In the passage on Zantac and NDMA, copy the text starting at "That burning feeling" and ending at "the United States.", changing "contaminants" to "impurities".

▸ PASSAGE PROVIDED:
Content starts

That burning feeling in your chest after you eat a heavy meal could be heartburn. Or it could be worry over the drugs you’ve taken to treat that heartburn. Among the top medical stories of 2019 was the discovery of contaminants in common medicines, and ranitidine—best known as Zantac—took up a large share of those headlines. A cancer-causing substance known as NDMA has been repeatedly found in one of the most popular antacid drugs in the United States.

 

The scary news continues in 2020. On Wednesday, the Food and Drug Administration announced voluntary recalls of prescription forms of ranitidine by two generic drug companies, Appco Pharma and Northwind Pharmaceuticals, bringing the total number of ranitidine recalls to 14 in the past five months. The agency also reported that Mylan Pharmaceuticals recalled three lots of Nizatidine (Axid), a similar drug, again because of NDMA.

 

This week’s recalls are a new cause for alarm for the 15 million Americans who take ranitidine at prescription levels, and the millions more who regularly take lower-dose, over-the-counter versions. More than 60 million Americans experience heartburn at least once a month. Zantac was once the best-selling drug in the world.

 

Bianca Ryan, the season 1 winner of America’s Got Talent, took to Twitter after the voluntary recalls this fall: “I'm literally hyperventilating, like, I've been taking Zantac every single day for the last 10 years for my GERD,” she wrote, referring to gastroesophageal reflux disease, a frequent or more serious form of heartburn, which occurs when acid from the stomach flows up into the esophaagus “So—what do I use now?! And they found what in it?!”

 

For people worried about past use of Zantac and cancer risk, here’s some back story and a bit of perspective.

Content ends

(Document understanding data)
Content starts

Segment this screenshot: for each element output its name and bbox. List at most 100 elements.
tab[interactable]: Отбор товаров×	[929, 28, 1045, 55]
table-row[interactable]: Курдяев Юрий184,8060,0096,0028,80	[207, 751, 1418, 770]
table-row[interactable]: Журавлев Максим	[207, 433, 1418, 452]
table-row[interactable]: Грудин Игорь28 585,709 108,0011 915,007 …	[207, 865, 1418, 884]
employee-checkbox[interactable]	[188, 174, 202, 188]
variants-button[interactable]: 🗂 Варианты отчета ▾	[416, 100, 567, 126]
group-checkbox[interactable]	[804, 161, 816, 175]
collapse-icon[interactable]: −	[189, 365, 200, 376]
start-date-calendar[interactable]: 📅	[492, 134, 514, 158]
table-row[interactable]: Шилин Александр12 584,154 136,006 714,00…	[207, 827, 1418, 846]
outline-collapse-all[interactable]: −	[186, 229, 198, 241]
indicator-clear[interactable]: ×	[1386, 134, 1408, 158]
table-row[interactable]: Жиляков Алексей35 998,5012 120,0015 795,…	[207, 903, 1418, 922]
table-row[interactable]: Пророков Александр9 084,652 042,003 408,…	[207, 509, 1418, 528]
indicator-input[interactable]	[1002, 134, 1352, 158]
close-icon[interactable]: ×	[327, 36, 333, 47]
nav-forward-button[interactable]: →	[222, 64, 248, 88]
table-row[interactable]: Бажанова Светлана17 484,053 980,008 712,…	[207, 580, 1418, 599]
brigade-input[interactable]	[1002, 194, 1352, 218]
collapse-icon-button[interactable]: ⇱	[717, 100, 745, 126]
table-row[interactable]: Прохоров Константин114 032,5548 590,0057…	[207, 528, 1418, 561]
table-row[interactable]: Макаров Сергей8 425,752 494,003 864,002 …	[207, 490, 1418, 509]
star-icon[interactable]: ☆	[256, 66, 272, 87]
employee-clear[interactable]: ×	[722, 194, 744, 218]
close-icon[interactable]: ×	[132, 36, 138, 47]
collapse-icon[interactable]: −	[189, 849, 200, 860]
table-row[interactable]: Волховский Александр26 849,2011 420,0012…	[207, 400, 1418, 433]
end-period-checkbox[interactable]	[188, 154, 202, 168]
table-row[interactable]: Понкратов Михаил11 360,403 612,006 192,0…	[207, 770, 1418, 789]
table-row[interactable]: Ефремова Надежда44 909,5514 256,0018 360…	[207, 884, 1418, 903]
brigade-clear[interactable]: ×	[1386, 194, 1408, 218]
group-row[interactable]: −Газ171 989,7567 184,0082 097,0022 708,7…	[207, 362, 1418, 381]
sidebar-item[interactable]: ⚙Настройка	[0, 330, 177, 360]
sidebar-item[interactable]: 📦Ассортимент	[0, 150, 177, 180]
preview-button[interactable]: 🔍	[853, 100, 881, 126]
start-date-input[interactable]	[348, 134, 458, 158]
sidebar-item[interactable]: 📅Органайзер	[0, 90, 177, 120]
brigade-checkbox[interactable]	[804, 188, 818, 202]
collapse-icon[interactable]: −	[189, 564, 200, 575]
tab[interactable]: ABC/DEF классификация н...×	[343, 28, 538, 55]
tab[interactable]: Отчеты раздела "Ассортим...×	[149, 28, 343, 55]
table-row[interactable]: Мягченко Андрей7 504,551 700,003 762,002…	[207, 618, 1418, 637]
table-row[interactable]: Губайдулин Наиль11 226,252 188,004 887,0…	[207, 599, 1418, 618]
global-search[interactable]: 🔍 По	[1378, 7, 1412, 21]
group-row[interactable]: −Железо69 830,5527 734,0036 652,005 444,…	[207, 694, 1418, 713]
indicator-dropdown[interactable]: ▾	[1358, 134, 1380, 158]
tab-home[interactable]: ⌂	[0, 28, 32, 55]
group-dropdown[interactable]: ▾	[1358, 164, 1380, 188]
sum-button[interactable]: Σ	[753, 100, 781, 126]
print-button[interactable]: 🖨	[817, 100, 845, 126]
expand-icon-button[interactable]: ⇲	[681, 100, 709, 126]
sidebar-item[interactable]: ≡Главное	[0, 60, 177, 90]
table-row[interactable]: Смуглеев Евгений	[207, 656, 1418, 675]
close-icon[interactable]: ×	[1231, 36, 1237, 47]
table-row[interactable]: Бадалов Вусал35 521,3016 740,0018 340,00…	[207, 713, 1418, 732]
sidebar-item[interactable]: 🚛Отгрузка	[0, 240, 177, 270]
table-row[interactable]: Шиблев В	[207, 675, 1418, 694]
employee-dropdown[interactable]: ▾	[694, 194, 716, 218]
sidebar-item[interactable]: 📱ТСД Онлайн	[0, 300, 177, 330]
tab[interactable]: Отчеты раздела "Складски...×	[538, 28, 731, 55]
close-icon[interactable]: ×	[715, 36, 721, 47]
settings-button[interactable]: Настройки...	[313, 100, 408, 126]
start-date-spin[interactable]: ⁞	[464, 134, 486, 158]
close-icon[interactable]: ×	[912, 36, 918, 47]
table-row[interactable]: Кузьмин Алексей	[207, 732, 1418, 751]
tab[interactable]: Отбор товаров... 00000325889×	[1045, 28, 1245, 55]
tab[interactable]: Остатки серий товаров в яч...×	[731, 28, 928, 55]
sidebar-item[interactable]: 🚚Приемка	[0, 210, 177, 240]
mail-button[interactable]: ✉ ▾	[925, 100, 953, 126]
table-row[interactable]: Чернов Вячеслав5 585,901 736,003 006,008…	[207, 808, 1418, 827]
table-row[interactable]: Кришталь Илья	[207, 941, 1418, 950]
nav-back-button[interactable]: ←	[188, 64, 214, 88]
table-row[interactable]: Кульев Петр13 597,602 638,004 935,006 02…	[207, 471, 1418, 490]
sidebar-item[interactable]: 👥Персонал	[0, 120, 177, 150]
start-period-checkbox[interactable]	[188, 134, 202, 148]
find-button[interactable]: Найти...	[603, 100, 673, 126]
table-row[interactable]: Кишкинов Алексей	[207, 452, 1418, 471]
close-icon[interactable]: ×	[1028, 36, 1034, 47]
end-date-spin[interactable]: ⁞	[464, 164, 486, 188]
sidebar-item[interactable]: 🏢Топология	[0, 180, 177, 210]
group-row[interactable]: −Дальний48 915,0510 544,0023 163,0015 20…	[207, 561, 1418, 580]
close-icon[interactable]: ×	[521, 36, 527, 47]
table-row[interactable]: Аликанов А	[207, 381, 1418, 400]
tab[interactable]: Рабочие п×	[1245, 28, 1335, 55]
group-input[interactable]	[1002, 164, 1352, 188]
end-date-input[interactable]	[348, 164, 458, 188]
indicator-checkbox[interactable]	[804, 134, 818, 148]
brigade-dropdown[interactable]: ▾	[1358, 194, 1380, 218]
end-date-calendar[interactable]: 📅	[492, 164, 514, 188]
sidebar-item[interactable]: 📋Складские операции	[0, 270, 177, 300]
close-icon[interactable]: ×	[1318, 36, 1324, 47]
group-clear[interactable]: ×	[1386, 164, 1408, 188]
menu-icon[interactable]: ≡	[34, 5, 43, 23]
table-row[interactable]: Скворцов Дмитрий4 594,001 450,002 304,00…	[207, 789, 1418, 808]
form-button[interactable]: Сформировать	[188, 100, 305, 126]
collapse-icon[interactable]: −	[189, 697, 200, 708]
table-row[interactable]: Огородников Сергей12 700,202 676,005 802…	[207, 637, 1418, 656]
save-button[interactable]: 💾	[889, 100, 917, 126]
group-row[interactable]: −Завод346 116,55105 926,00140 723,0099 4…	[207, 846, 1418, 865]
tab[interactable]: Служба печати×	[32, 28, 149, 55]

Content ends

▸ EXPECTED OUTPUT:
That burning feeling in your chest after you eat a heavy meal could be heartburn. Or it could be worry over the drugs you’ve taken to treat that heartburn. Among the top medical stories of 2019 was the discovery of impurities in common medicines, and ranitidine—best known as Zantac—took up a large share of those headlines. A cancer-causing substance known as NDMA has been repeatedly found in one of the most popular antacid drugs in the United States.